**PROBLEM TO WORK ON**
Answer with one number: the count of lines in the listing below that hold the word "What".

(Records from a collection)
+++
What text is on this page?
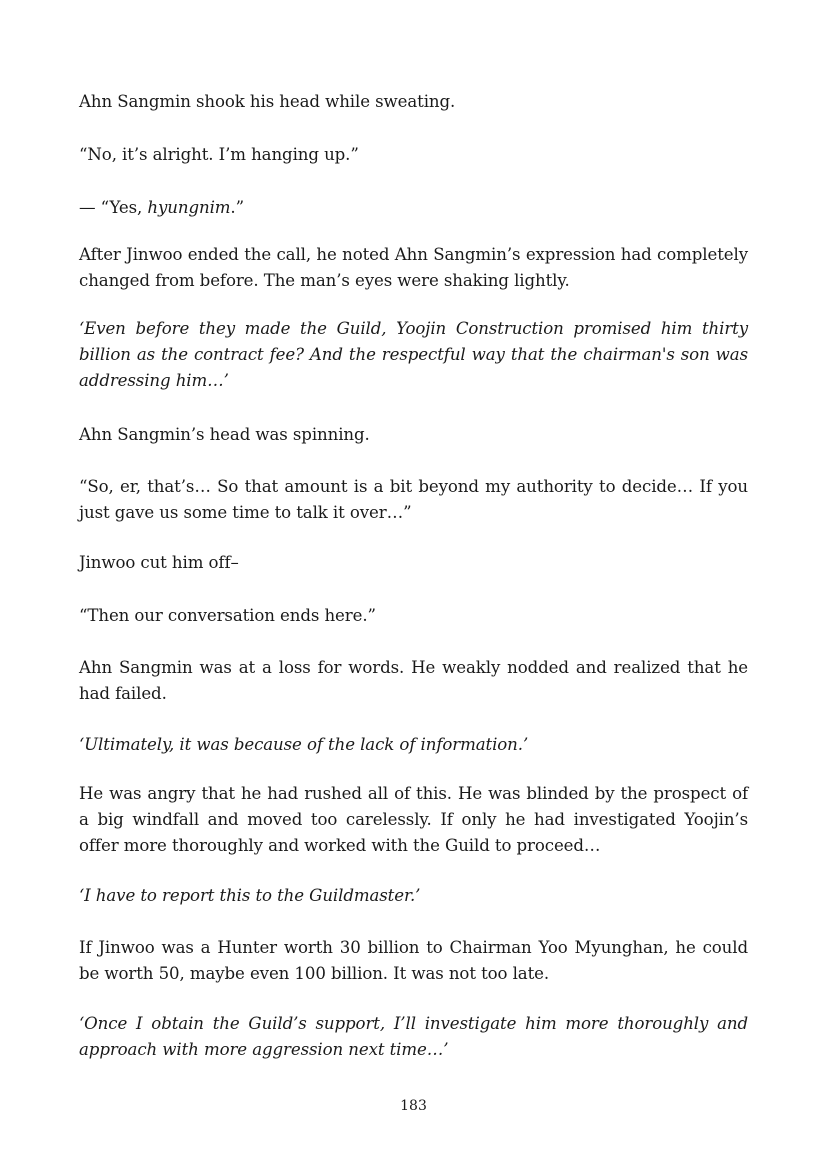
Ahn Sangmin shook his head while sweating.

“No, it’s alright. I’m hanging up.”

— “Yes, hyungnim.”

After Jinwoo ended the call, he noted Ahn Sangmin’s expression had completely changed from before. The man’s eyes were shaking lightly.

‘Even before they made the Guild, Yoojin Construction promised him thirty billion as the contract fee? And the respectful way that the chairman's son was addressing him…’

Ahn Sangmin’s head was spinning.

“So, er, that’s… So that amount is a bit beyond my authority to decide… If you just gave us some time to talk it over…”

Jinwoo cut him off–

“Then our conversation ends here.”

Ahn Sangmin was at a loss for words. He weakly nodded and realized that he had failed.

‘Ultimately, it was because of the lack of information.’

He was angry that he had rushed all of this. He was blinded by the prospect of a big windfall and moved too carelessly. If only he had investigated Yoojin’s offer more thoroughly and worked with the Guild to proceed…

‘I have to report this to the Guildmaster.’

If Jinwoo was a Hunter worth 30 billion to Chairman Yoo Myunghan, he could be worth 50, maybe even 100 billion. It was not too late.

‘Once I obtain the Guild’s support, I’ll investigate him more thoroughly and approach with more aggression next time…’

183
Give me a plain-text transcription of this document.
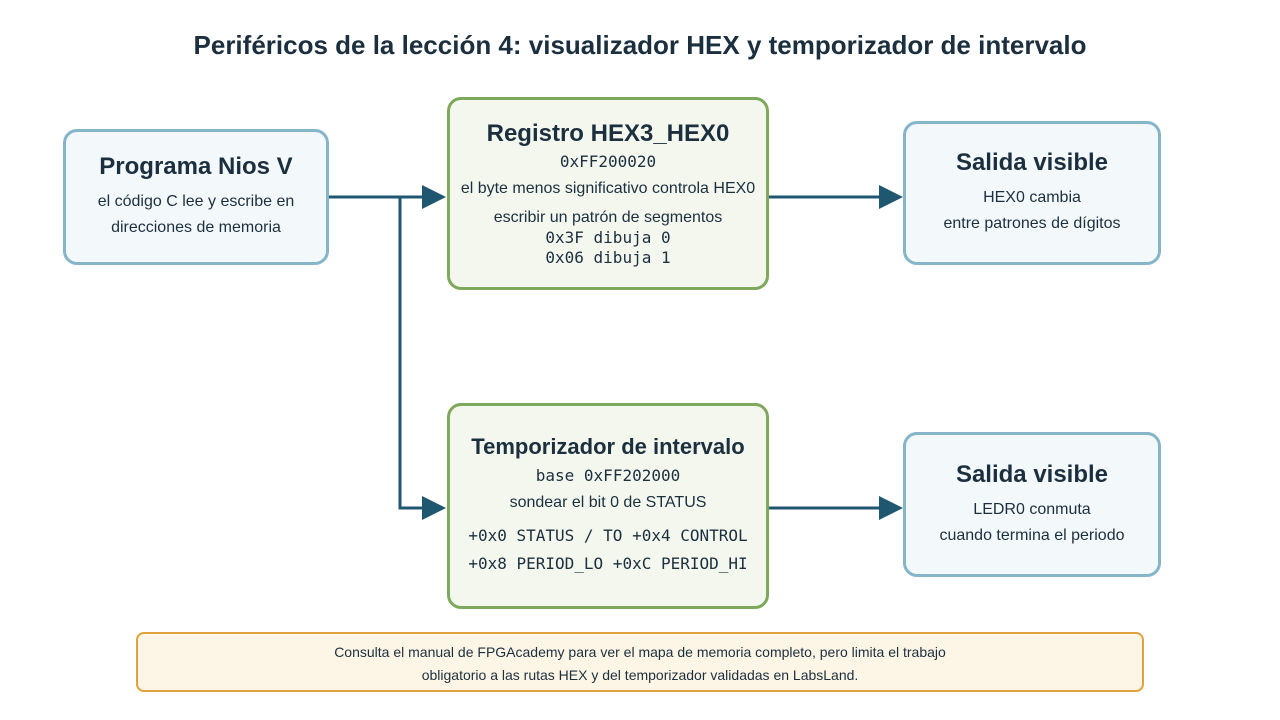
Periféricos de la lección 4: visualizador HEX y temporizador de intervalo
Programa Nios V
el código C lee y escribe en
direcciones de memoria
Registro HEX3_HEX0
0xFF200020
el byte menos significativo controla HEX0
escribir un patrón de segmentos
0x3F dibuja 0
0x06 dibuja 1
Salida visible
HEX0 cambia
entre patrones de dígitos
Temporizador de intervalo
base 0xFF202000
sondear el bit 0 de STATUS
+0x0 STATUS / TO +0x4 CONTROL
+0x8 PERIOD_LO +0xC PERIOD_HI
Salida visible
LEDR0 conmuta
cuando termina el periodo
Consulta el manual de FPGAcademy para ver el mapa de memoria completo, pero limita el trabajo
obligatorio a las rutas HEX y del temporizador validadas en LabsLand.
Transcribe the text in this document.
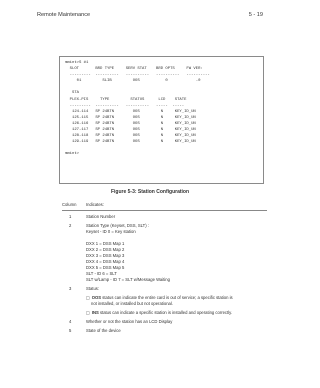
Remote Maintenance	5 - 19
mmint>S #1
SLOT       BRD TYPE     SERV STAT    BRD OPTS     FW VER:
---------  ----------   ----------   ----------   ----------
01         SLIB         OOS           0            -0
STA
PLEX-PIS     TYPE         STATUS      LCD    STATE
---------  ----------   ----------   -----  -----
124-114   SP 24BTN        OOS         N     KEY_ID_UN
125-115   SP 24BTN        OOS         N     KEY_ID_UN
126-116   SP 24BTN        OOS         N     KEY_ID_UN
127-117   SP 24BTN        OOS         N     KEY_ID_UN
128-118   SP 24BTN        OOS         N     KEY_ID_UN
129-119   SP 24BTN        OOS         N     KEY_ID_UN
mmint>
Figure 5-3: Station Configuration
Column Indicates:
1	Station Number
2	Station Type (Keyset, DSS, SLT) :
Keyset - ID 0 = Key station
DXX 1 = DSS Map 1
DXX 2 = DSS Map 2
DXX 3 = DSS Map 3
DXX 4 = DSS Map 4
DXX 5 = DSS Map 5
SLT - ID 6 = SLT
SLT w/Lamp - ID 7 = SLT w/Message Waiting
3	Status:
□ OOS status can indicate the entire card is out of service; a specific station is
not installed, or installed but not operational.
□ INS status can indicate a specific station is installed and operating correctly.
4	Whether or not the station has an LCD Display
5	State of the device
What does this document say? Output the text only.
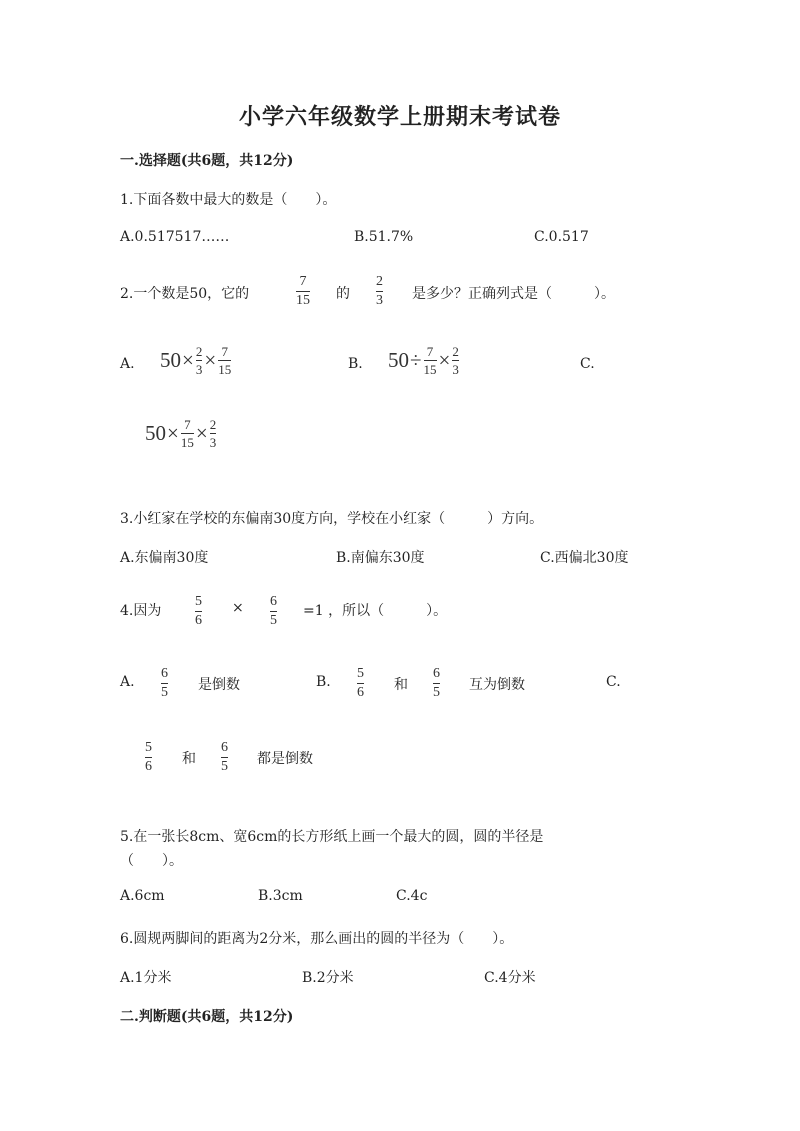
小学六年级数学上册期末考试卷
一.选择题(共6题，共12分)
1.下面各数中最大的数是（　　）。
A.0.517517……	B.51.7%	C.0.517
2.一个数是50，它的
7
15 的
2
3 是多少？正确列式是（　　　）。
A. $50 \times \frac{2}{3} \times \frac{7}{15}$	B. $50 \div \frac{7}{15} \times \frac{2}{3}$	C.
$50 \times \frac{7}{15} \times \frac{2}{3}$
3.小红家在学校的东偏南30度方向，学校在小红家（　　　）方向。
A.东偏南30度	B.南偏东30度	C.西偏北30度
4.因为
5
6
× 6
5
=1 ，所以（　　　）。
A.
6
5 是倒数	B.
5
6 和
6
5 互为倒数	C.
5
6 和
6
5 都是倒数
5.在一张长8cm、宽6cm的长方形纸上画一个最大的圆，圆的半径是
（　　）。
A.6cm	B.3cm	C.4c
6.圆规两脚间的距离为2分米，那么画出的圆的半径为（　　）。
A.1分米	B.2分米	C.4分米
二.判断题(共6题，共12分)
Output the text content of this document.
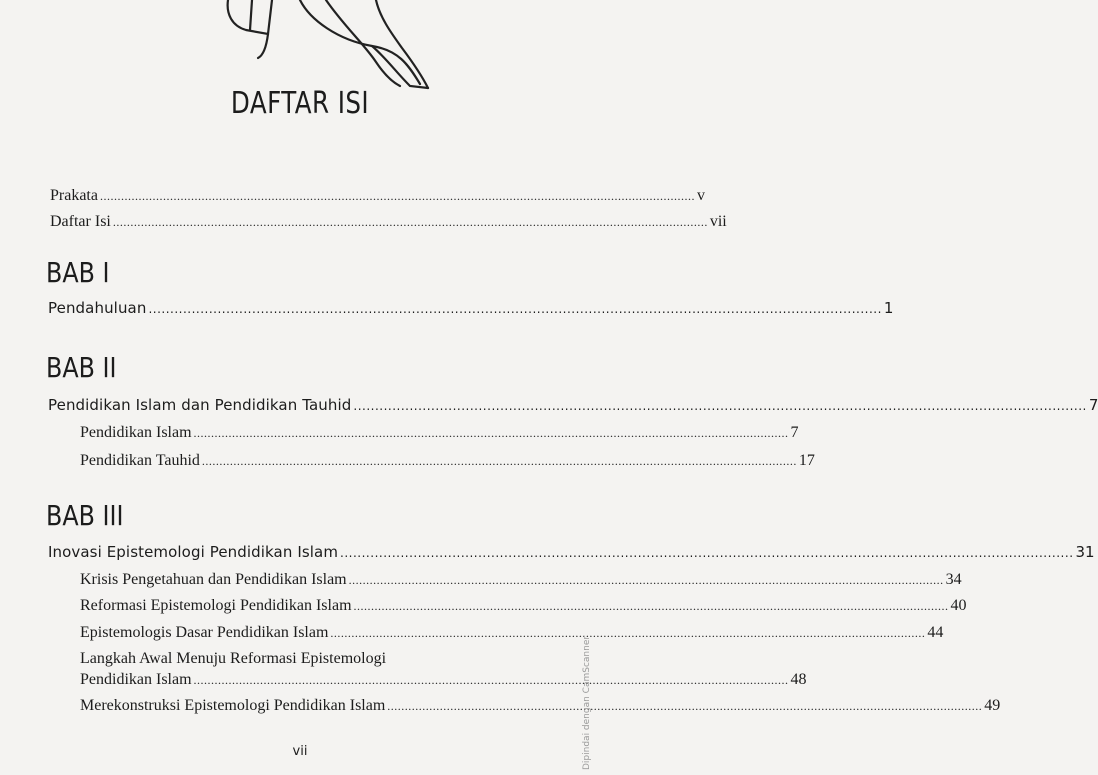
DAFTAR ISI
Prakata .......................................................................................................................................................................... v
Daftar Isi .......................................................................................................................................................................... vii
BAB I
Pendahuluan .......................................................................................................................................................................... 1
BAB II
Pendidikan Islam dan Pendidikan Tauhid .......................................................................................................................................................................... 7
Pendidikan Islam .......................................................................................................................................................................... 7
Pendidikan Tauhid .......................................................................................................................................................................... 17
BAB III
Inovasi Epistemologi Pendidikan Islam .......................................................................................................................................................................... 31
Krisis Pengetahuan dan Pendidikan Islam .......................................................................................................................................................................... 34
Reformasi Epistemologi Pendidikan Islam .......................................................................................................................................................................... 40
Epistemologis Dasar Pendidikan Islam .......................................................................................................................................................................... 44
Langkah Awal Menuju Reformasi Epistemologi
Pendidikan Islam .......................................................................................................................................................................... 48
Merekonstruksi Epistemologi Pendidikan Islam .......................................................................................................................................................................... 49
vii	Dipindai dengan CamScanner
+++
**FINAL ANSWER**
2